In this exercise, reproduce all the entries that follow exactly.

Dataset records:
# # #

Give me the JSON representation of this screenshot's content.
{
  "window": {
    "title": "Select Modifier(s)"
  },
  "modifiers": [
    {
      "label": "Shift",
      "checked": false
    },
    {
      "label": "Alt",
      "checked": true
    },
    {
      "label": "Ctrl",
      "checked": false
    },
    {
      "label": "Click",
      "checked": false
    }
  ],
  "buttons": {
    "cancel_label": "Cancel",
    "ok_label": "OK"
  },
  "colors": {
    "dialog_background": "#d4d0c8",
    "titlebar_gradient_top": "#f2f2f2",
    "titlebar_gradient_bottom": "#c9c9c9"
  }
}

# # #

◆ Result ◆
Give me the JSON representation of this screenshot's content.
{
  "window": {
    "title": "Select Modifier(s)"
  },
  "modifiers": [
    {
      "label": "Shift",
      "checked": false
    },
    {
      "label": "Alt",
      "checked": true
    },
    {
      "label": "Ctrl",
      "checked": false
    },
    {
      "label": "Click",
      "checked": false
    }
  ],
  "buttons": {
    "cancel_label": "Cancel",
    "ok_label": "OK"
  },
  "colors": {
    "dialog_background": "#d4d0c8",
    "titlebar_gradient_top": "#f2f2f2",
    "titlebar_gradient_bottom": "#c9c9c9"
  }
}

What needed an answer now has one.